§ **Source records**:
# # # # #

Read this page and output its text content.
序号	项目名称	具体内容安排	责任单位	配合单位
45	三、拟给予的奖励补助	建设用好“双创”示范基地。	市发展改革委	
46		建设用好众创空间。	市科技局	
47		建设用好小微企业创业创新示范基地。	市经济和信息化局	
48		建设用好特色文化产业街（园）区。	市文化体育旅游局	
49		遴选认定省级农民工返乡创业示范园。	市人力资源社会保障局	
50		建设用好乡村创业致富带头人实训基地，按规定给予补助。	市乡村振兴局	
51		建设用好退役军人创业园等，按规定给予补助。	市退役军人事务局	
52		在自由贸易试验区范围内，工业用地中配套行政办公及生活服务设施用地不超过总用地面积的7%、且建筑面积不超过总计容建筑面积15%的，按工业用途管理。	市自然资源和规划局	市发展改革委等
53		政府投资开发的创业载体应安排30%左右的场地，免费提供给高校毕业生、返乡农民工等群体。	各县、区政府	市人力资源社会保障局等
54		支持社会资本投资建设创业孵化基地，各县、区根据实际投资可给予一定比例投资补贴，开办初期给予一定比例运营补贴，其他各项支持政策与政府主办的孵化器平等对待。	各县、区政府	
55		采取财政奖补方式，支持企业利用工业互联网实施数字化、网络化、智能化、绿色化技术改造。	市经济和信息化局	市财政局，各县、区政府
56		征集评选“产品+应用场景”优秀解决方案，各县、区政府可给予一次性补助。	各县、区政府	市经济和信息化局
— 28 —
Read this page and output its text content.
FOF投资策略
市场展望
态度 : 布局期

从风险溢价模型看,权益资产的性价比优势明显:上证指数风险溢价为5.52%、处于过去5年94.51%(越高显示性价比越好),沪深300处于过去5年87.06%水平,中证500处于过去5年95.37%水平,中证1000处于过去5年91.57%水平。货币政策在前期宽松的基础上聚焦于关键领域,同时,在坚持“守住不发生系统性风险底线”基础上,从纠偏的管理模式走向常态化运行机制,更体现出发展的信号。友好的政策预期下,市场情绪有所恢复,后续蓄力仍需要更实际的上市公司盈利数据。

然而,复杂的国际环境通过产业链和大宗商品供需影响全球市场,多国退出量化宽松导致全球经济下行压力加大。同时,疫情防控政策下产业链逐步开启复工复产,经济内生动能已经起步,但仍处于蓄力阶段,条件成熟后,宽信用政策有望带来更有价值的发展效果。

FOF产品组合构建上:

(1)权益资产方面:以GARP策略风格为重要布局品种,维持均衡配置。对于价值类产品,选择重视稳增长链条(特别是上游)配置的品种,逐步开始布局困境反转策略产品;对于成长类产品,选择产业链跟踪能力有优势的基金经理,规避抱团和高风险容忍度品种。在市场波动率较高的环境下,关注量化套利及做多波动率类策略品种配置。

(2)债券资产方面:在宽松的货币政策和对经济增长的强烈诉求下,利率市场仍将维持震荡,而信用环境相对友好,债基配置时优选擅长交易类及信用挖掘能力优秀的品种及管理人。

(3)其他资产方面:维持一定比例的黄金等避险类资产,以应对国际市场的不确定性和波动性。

# # # # #

§ **Task directions**: Each line of the material above needs to be quoted exactly, please.

§ **Completed task**:
Read this page and output its text content.
序号	项目名称	具体内容安排	责任单位	配合单位
45	三、拟给予的奖励补助	建设用好“双创”示范基地。	市发展改革委	
46		建设用好众创空间。	市科技局	
47		建设用好小微企业创业创新示范基地。	市经济和信息化局	
48		建设用好特色文化产业街（园）区。	市文化体育旅游局	
49		遴选认定省级农民工返乡创业示范园。	市人力资源社会保障局	
50		建设用好乡村创业致富带头人实训基地，按规定给予补助。	市乡村振兴局	
51		建设用好退役军人创业园等，按规定给予补助。	市退役军人事务局	
52		在自由贸易试验区范围内，工业用地中配套行政办公及生活服务设施用地不超过总用地面积的7%、且建筑面积不超过总计容建筑面积15%的，按工业用途管理。	市自然资源和规划局	市发展改革委等
53		政府投资开发的创业载体应安排30%左右的场地，免费提供给高校毕业生、返乡农民工等群体。	各县、区政府	市人力资源社会保障局等
54		支持社会资本投资建设创业孵化基地，各县、区根据实际投资可给予一定比例投资补贴，开办初期给予一定比例运营补贴，其他各项支持政策与政府主办的孵化器平等对待。	各县、区政府	
55		采取财政奖补方式，支持企业利用工业互联网实施数字化、网络化、智能化、绿色化技术改造。	市经济和信息化局	市财政局，各县、区政府
56		征集评选“产品+应用场景”优秀解决方案，各县、区政府可给予一次性补助。	各县、区政府	市经济和信息化局
— 28 —
Read this page and output its text content.
FOF投资策略
市场展望
态度 : 布局期

从风险溢价模型看,权益资产的性价比优势明显:上证指数风险溢价为5.52%、处于过去5年94.51%(越高显示性价比越好),沪深300处于过去5年87.06%水平,中证500处于过去5年95.37%水平,中证1000处于过去5年91.57%水平。货币政策在前期宽松的基础上聚焦于关键领域,同时,在坚持“守住不发生系统性风险底线”基础上,从纠偏的管理模式走向常态化运行机制,更体现出发展的信号。友好的政策预期下,市场情绪有所恢复,后续蓄力仍需要更实际的上市公司盈利数据。

然而,复杂的国际环境通过产业链和大宗商品供需影响全球市场,多国退出量化宽松导致全球经济下行压力加大。同时,疫情防控政策下产业链逐步开启复工复产,经济内生动能已经起步,但仍处于蓄力阶段,条件成熟后,宽信用政策有望带来更有价值的发展效果。

FOF产品组合构建上:

(1)权益资产方面:以GARP策略风格为重要布局品种,维持均衡配置。对于价值类产品,选择重视稳增长链条(特别是上游)配置的品种,逐步开始布局困境反转策略产品;对于成长类产品,选择产业链跟踪能力有优势的基金经理,规避抱团和高风险容忍度品种。在市场波动率较高的环境下,关注量化套利及做多波动率类策略品种配置。

(2)债券资产方面:在宽松的货币政策和对经济增长的强烈诉求下,利率市场仍将维持震荡,而信用环境相对友好,债基配置时优选擅长交易类及信用挖掘能力优秀的品种及管理人。

(3)其他资产方面:维持一定比例的黄金等避险类资产,以应对国际市场的不确定性和波动性。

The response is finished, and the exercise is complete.